## [Requirements]
Will you write out all the entries below exactly?

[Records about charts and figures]
====================
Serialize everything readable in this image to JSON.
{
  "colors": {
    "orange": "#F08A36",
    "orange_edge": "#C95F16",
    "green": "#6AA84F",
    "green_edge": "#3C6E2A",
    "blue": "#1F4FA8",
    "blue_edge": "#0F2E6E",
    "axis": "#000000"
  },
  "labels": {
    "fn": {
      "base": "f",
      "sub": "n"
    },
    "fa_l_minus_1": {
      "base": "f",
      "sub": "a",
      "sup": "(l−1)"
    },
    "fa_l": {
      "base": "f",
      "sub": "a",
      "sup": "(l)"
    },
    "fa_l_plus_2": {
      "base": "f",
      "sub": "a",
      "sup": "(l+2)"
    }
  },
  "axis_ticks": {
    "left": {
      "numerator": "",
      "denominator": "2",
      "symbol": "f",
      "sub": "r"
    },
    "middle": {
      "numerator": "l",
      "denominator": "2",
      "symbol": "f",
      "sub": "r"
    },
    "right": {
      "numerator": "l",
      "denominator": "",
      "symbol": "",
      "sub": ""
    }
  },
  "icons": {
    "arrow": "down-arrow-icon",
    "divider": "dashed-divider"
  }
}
====================
## [The solution]
Serialize everything readable in this image to JSON.
{
  "colors": {
    "orange": "#F08A36",
    "orange_edge": "#C95F16",
    "green": "#6AA84F",
    "green_edge": "#3C6E2A",
    "blue": "#1F4FA8",
    "blue_edge": "#0F2E6E",
    "axis": "#000000"
  },
  "labels": {
    "fn": {
      "base": "f",
      "sub": "n"
    },
    "fa_l_minus_1": {
      "base": "f",
      "sub": "a",
      "sup": "(l−1)"
    },
    "fa_l": {
      "base": "f",
      "sub": "a",
      "sup": "(l)"
    },
    "fa_l_plus_2": {
      "base": "f",
      "sub": "a",
      "sup": "(l+2)"
    }
  },
  "axis_ticks": {
    "left": {
      "numerator": "",
      "denominator": "2",
      "symbol": "f",
      "sub": "r"
    },
    "middle": {
      "numerator": "l",
      "denominator": "2",
      "symbol": "f",
      "sub": "r"
    },
    "right": {
      "numerator": "l",
      "denominator": "",
      "symbol": "",
      "sub": ""
    }
  },
  "icons": {
    "arrow": "down-arrow-icon",
    "divider": "dashed-divider"
  }
}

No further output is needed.